(Dataset listings of figures)
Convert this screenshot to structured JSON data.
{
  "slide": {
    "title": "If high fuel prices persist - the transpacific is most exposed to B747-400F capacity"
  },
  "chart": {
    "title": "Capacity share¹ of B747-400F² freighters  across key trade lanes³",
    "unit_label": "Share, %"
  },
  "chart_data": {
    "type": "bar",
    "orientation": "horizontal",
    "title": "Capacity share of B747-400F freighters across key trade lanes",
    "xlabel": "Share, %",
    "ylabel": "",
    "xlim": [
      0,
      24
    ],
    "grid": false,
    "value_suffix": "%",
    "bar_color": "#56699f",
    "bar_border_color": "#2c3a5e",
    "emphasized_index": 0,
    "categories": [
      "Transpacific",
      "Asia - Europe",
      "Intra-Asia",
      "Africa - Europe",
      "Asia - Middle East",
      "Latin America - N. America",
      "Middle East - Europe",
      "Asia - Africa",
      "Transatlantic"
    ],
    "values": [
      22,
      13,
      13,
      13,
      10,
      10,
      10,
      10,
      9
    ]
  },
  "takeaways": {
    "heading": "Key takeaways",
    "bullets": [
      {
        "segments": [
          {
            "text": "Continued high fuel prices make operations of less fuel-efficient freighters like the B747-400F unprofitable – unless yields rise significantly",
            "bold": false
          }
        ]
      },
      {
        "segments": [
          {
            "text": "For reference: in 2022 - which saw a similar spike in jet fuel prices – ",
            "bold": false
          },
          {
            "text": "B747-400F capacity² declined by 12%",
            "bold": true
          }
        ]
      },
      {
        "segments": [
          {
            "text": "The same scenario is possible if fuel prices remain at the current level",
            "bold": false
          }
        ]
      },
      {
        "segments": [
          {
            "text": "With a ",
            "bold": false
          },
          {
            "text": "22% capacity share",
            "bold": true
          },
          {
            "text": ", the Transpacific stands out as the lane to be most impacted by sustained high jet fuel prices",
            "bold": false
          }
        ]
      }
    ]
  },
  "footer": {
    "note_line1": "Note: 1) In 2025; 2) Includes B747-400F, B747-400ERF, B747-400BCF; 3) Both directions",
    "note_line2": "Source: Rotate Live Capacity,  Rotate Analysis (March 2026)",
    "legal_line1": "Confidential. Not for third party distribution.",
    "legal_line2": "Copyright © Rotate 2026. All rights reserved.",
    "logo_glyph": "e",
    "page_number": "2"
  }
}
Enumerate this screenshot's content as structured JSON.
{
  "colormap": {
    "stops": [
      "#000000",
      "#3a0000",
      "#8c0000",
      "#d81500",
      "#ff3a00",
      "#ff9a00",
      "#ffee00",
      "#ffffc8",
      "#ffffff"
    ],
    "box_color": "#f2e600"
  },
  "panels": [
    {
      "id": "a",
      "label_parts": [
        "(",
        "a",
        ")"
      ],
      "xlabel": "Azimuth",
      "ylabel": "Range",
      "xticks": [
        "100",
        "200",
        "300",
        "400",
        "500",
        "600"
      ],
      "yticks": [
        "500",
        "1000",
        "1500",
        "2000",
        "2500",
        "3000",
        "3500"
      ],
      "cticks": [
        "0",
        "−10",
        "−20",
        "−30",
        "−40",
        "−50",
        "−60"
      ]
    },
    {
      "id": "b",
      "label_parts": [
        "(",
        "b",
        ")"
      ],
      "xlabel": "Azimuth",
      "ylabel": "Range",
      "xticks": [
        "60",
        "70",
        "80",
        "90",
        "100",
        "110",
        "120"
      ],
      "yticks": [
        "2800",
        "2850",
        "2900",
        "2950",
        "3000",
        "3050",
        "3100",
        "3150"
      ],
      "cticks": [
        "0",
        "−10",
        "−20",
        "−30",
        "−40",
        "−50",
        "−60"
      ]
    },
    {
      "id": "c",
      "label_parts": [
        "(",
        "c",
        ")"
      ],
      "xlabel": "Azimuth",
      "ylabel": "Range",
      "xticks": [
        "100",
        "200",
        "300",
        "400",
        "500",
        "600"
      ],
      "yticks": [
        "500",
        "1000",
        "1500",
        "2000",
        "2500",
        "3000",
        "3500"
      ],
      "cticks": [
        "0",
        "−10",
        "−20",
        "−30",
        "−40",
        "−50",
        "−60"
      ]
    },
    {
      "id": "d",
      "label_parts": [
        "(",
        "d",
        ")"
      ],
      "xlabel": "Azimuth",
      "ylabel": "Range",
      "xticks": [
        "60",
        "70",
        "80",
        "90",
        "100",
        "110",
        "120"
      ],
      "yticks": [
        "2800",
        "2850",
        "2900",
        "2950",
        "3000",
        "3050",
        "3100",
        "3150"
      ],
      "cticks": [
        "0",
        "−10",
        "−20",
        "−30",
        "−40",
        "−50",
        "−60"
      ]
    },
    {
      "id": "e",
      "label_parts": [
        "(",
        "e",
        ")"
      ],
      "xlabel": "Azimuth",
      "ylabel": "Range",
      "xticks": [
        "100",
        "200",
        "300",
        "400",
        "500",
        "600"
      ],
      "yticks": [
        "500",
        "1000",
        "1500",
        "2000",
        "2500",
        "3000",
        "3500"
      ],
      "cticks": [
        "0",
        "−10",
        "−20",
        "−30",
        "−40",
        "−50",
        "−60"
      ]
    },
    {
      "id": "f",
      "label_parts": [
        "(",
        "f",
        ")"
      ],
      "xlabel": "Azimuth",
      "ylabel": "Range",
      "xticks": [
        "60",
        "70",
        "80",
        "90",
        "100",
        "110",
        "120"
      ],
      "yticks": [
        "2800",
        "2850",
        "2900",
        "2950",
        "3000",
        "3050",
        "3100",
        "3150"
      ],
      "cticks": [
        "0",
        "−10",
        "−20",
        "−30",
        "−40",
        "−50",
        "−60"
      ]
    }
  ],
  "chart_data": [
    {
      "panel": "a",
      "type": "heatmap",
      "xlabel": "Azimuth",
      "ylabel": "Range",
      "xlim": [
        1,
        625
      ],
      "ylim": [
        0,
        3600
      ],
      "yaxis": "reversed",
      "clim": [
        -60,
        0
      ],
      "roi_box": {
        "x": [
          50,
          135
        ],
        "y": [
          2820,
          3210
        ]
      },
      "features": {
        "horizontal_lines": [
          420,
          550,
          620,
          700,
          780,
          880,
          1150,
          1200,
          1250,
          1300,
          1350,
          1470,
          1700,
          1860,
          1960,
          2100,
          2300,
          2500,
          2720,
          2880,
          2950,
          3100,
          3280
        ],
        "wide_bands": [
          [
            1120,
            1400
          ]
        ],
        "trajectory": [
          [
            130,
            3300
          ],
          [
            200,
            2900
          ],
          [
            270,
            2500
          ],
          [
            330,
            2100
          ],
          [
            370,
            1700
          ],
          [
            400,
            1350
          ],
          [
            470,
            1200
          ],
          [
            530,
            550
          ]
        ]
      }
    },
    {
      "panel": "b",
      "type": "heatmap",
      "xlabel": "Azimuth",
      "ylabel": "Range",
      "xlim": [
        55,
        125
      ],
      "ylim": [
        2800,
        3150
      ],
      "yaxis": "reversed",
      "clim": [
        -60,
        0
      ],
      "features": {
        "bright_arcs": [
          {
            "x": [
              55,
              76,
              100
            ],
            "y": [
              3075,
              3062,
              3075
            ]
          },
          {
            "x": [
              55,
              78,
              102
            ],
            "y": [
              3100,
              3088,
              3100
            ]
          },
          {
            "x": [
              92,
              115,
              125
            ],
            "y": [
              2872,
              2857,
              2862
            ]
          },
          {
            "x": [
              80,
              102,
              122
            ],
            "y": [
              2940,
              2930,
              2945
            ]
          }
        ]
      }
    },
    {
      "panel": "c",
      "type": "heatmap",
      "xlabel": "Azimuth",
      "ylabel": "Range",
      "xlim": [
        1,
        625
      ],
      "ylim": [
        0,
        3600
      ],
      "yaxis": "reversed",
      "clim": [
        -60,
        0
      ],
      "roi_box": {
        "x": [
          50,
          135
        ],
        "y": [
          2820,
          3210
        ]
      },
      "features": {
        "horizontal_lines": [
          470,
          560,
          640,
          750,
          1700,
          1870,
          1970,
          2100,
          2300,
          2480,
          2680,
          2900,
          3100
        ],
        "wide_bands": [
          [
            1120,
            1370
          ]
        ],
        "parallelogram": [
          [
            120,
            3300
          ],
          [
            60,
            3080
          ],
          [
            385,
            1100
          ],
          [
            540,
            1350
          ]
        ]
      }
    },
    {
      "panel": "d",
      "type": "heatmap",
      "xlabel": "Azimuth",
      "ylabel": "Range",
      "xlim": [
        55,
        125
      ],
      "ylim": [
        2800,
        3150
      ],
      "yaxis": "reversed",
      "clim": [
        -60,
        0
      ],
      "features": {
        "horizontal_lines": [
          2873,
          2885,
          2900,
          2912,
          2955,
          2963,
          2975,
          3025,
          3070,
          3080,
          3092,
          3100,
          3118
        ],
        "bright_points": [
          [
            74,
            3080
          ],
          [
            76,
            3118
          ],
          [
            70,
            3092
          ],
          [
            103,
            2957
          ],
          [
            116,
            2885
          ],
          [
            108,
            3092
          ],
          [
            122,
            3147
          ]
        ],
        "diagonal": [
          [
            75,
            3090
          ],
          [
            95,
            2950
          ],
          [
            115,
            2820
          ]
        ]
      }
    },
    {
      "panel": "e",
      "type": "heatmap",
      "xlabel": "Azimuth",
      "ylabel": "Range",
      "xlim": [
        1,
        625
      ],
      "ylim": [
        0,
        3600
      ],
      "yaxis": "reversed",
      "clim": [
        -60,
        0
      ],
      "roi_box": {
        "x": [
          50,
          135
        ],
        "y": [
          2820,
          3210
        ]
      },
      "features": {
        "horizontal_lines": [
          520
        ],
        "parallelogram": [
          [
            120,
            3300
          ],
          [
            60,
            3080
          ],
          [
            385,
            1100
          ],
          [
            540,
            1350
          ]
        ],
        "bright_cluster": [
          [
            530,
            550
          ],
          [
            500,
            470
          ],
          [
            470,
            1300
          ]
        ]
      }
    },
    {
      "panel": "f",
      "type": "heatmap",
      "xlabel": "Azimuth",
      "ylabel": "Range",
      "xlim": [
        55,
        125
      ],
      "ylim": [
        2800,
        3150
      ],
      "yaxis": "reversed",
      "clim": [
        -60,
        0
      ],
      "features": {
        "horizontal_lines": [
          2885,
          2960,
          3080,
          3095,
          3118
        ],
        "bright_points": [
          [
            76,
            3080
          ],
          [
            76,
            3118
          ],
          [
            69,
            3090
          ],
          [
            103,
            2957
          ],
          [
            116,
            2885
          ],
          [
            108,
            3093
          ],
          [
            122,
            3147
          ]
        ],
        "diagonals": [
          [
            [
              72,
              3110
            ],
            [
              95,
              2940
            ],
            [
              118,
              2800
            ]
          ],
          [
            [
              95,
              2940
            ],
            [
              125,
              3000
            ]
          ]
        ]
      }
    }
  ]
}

WHAT YOU HAVE TO DO: Each line with the string "prices" in it needs to be found and copied.

OUTPUT OF THE TASK:
    "title": "If high fuel prices persist - the transpacific is most exposed to B747-400F capacity"
            "text": "Continued high fuel prices make operations of less fuel-efficient freighters like the B747-400F unprofitable – unless yields rise significantly",
            "text": "For reference: in 2022 - which saw a similar spike in jet fuel prices – ",
            "text": "The same scenario is possible if fuel prices remain at the current level",
            "text": ", the Transpacific stands out as the lane to be most impacted by sustained high jet fuel prices",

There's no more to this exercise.